[Problem] What follows is a listing to be transcribed exactly.
>>>>
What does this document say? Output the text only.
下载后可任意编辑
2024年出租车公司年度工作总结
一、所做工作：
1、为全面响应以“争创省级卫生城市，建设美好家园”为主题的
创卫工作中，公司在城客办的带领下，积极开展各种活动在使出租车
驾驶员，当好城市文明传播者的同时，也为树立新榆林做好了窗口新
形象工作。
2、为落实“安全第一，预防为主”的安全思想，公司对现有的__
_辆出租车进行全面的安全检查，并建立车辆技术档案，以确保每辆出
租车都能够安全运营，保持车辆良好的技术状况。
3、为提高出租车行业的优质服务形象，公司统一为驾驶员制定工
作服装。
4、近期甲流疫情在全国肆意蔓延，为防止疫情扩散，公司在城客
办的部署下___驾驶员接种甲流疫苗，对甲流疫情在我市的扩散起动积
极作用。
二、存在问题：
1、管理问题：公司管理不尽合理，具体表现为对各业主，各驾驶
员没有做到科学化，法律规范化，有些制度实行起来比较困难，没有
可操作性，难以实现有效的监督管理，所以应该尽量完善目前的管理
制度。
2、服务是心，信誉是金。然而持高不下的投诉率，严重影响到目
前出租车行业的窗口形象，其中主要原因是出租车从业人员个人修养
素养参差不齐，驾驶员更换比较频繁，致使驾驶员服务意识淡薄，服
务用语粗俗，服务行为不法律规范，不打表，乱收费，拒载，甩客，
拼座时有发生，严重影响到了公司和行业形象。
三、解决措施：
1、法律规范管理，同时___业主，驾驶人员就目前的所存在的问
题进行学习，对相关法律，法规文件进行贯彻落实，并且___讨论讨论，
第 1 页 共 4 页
<<<<
[Worked solution]
What does this document say? Output the text only.
下载后可任意编辑
2024年出租车公司年度工作总结
一、所做工作：
1、为全面响应以“争创省级卫生城市，建设美好家园”为主题的
创卫工作中，公司在城客办的带领下，积极开展各种活动在使出租车
驾驶员，当好城市文明传播者的同时，也为树立新榆林做好了窗口新
形象工作。
2、为落实“安全第一，预防为主”的安全思想，公司对现有的__
_辆出租车进行全面的安全检查，并建立车辆技术档案，以确保每辆出
租车都能够安全运营，保持车辆良好的技术状况。
3、为提高出租车行业的优质服务形象，公司统一为驾驶员制定工
作服装。
4、近期甲流疫情在全国肆意蔓延，为防止疫情扩散，公司在城客
办的部署下___驾驶员接种甲流疫苗，对甲流疫情在我市的扩散起动积
极作用。
二、存在问题：
1、管理问题：公司管理不尽合理，具体表现为对各业主，各驾驶
员没有做到科学化，法律规范化，有些制度实行起来比较困难，没有
可操作性，难以实现有效的监督管理，所以应该尽量完善目前的管理
制度。
2、服务是心，信誉是金。然而持高不下的投诉率，严重影响到目
前出租车行业的窗口形象，其中主要原因是出租车从业人员个人修养
素养参差不齐，驾驶员更换比较频繁，致使驾驶员服务意识淡薄，服
务用语粗俗，服务行为不法律规范，不打表，乱收费，拒载，甩客，
拼座时有发生，严重影响到了公司和行业形象。
三、解决措施：
1、法律规范管理，同时___业主，驾驶人员就目前的所存在的问
题进行学习，对相关法律，法规文件进行贯彻落实，并且___讨论讨论，
第 1 页 共 4 页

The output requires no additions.